Task statement
The records below must be output exactly, without pictures.

** BEGIN The records **

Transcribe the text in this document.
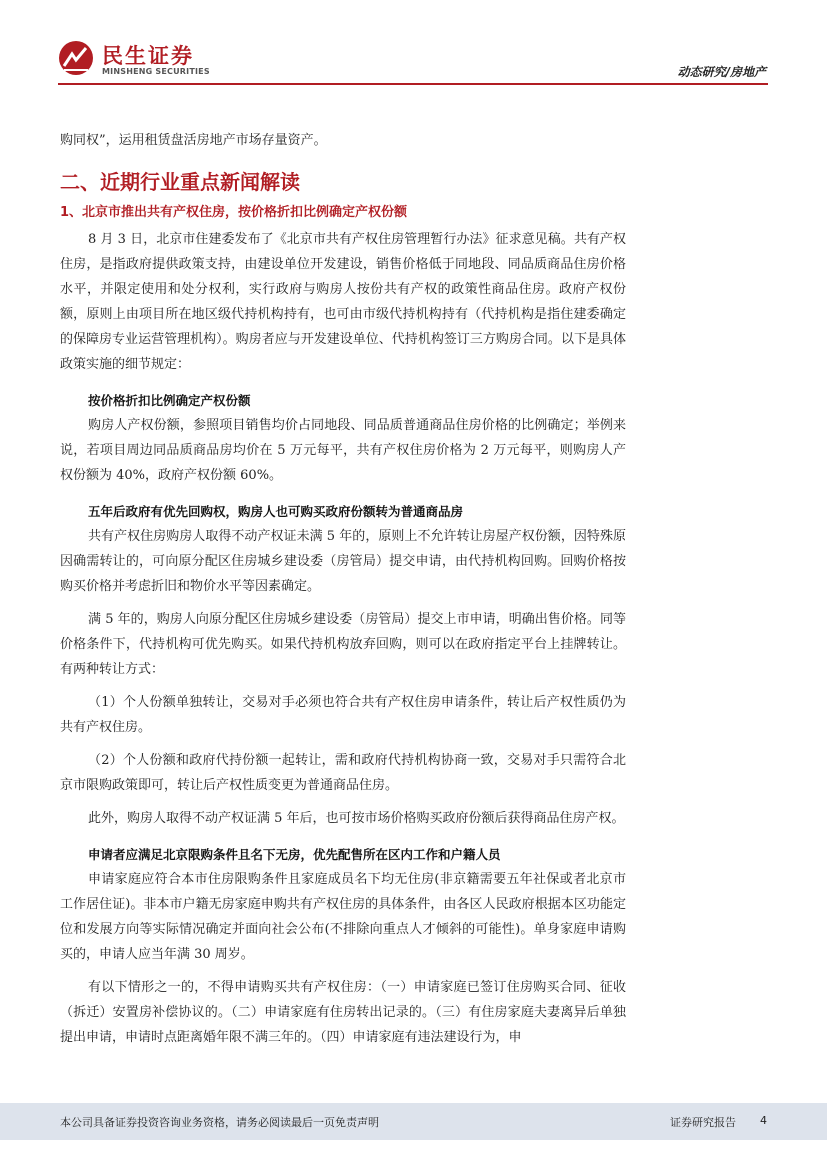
民生证券
MINSHENG SECURITIES	动态研究/房地产

购同权”，运用租赁盘活房地产市场存量资产。

二、近期行业重点新闻解读
1、北京市推出共有产权住房，按价格折扣比例确定产权份额

8 月 3 日，北京市住建委发布了《北京市共有产权住房管理暂行办法》征求意见稿。共有产权住房，是指政府提供政策支持，由建设单位开发建设，销售价格低于同地段、同品质商品住房价格水平，并限定使用和处分权利，实行政府与购房人按份共有产权的政策性商品住房。政府产权份额，原则上由项目所在地区级代持机构持有，也可由市级代持机构持有（代持机构是指住建委确定的保障房专业运营管理机构）。购房者应与开发建设单位、代持机构签订三方购房合同。以下是具体政策实施的细节规定：

按价格折扣比例确定产权份额

购房人产权份额，参照项目销售均价占同地段、同品质普通商品住房价格的比例确定；举例来说，若项目周边同品质商品房均价在 5 万元每平，共有产权住房价格为 2 万元每平，则购房人产权份额为 40%，政府产权份额 60%。

五年后政府有优先回购权，购房人也可购买政府份额转为普通商品房

共有产权住房购房人取得不动产权证未满 5 年的，原则上不允许转让房屋产权份额，因特殊原因确需转让的，可向原分配区住房城乡建设委（房管局）提交申请，由代持机构回购。回购价格按购买价格并考虑折旧和物价水平等因素确定。

满 5 年的，购房人向原分配区住房城乡建设委（房管局）提交上市申请，明确出售价格。同等价格条件下，代持机构可优先购买。如果代持机构放弃回购，则可以在政府指定平台上挂牌转让。有两种转让方式：

（1）个人份额单独转让，交易对手必须也符合共有产权住房申请条件，转让后产权性质仍为共有产权住房。

（2）个人份额和政府代持份额一起转让，需和政府代持机构协商一致，交易对手只需符合北京市限购政策即可，转让后产权性质变更为普通商品住房。

此外，购房人取得不动产权证满 5 年后，也可按市场价格购买政府份额后获得商品住房产权。

申请者应满足北京限购条件且名下无房，优先配售所在区内工作和户籍人员

申请家庭应符合本市住房限购条件且家庭成员名下均无住房(非京籍需要五年社保或者北京市工作居住证)。非本市户籍无房家庭申购共有产权住房的具体条件，由各区人民政府根据本区功能定位和发展方向等实际情况确定并面向社会公布(不排除向重点人才倾斜的可能性)。单身家庭申请购买的，申请人应当年满 30 周岁。

有以下情形之一的，不得申请购买共有产权住房：（一）申请家庭已签订住房购买合同、征收（拆迁）安置房补偿协议的。（二）申请家庭有住房转出记录的。（三）有住房家庭夫妻离异后单独提出申请，申请时点距离婚年限不满三年的。（四）申请家庭有违法建设行为，申

本公司具备证券投资咨询业务资格，请务必阅读最后一页免责声明	证券研究报告 4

** END The records **

Problem solution
Transcribe the text in this document.
民生证券
MINSHENG SECURITIES	动态研究/房地产

购同权”，运用租赁盘活房地产市场存量资产。

二、近期行业重点新闻解读
1、北京市推出共有产权住房，按价格折扣比例确定产权份额

8 月 3 日，北京市住建委发布了《北京市共有产权住房管理暂行办法》征求意见稿。共有产权住房，是指政府提供政策支持，由建设单位开发建设，销售价格低于同地段、同品质商品住房价格水平，并限定使用和处分权利，实行政府与购房人按份共有产权的政策性商品住房。政府产权份额，原则上由项目所在地区级代持机构持有，也可由市级代持机构持有（代持机构是指住建委确定的保障房专业运营管理机构）。购房者应与开发建设单位、代持机构签订三方购房合同。以下是具体政策实施的细节规定：

按价格折扣比例确定产权份额

购房人产权份额，参照项目销售均价占同地段、同品质普通商品住房价格的比例确定；举例来说，若项目周边同品质商品房均价在 5 万元每平，共有产权住房价格为 2 万元每平，则购房人产权份额为 40%，政府产权份额 60%。

五年后政府有优先回购权，购房人也可购买政府份额转为普通商品房

共有产权住房购房人取得不动产权证未满 5 年的，原则上不允许转让房屋产权份额，因特殊原因确需转让的，可向原分配区住房城乡建设委（房管局）提交申请，由代持机构回购。回购价格按购买价格并考虑折旧和物价水平等因素确定。

满 5 年的，购房人向原分配区住房城乡建设委（房管局）提交上市申请，明确出售价格。同等价格条件下，代持机构可优先购买。如果代持机构放弃回购，则可以在政府指定平台上挂牌转让。有两种转让方式：

（1）个人份额单独转让，交易对手必须也符合共有产权住房申请条件，转让后产权性质仍为共有产权住房。

（2）个人份额和政府代持份额一起转让，需和政府代持机构协商一致，交易对手只需符合北京市限购政策即可，转让后产权性质变更为普通商品住房。

此外，购房人取得不动产权证满 5 年后，也可按市场价格购买政府份额后获得商品住房产权。

申请者应满足北京限购条件且名下无房，优先配售所在区内工作和户籍人员

申请家庭应符合本市住房限购条件且家庭成员名下均无住房(非京籍需要五年社保或者北京市工作居住证)。非本市户籍无房家庭申购共有产权住房的具体条件，由各区人民政府根据本区功能定位和发展方向等实际情况确定并面向社会公布(不排除向重点人才倾斜的可能性)。单身家庭申请购买的，申请人应当年满 30 周岁。

有以下情形之一的，不得申请购买共有产权住房：（一）申请家庭已签订住房购买合同、征收（拆迁）安置房补偿协议的。（二）申请家庭有住房转出记录的。（三）有住房家庭夫妻离异后单独提出申请，申请时点距离婚年限不满三年的。（四）申请家庭有违法建设行为，申

本公司具备证券投资咨询业务资格，请务必阅读最后一页免责声明	证券研究报告 4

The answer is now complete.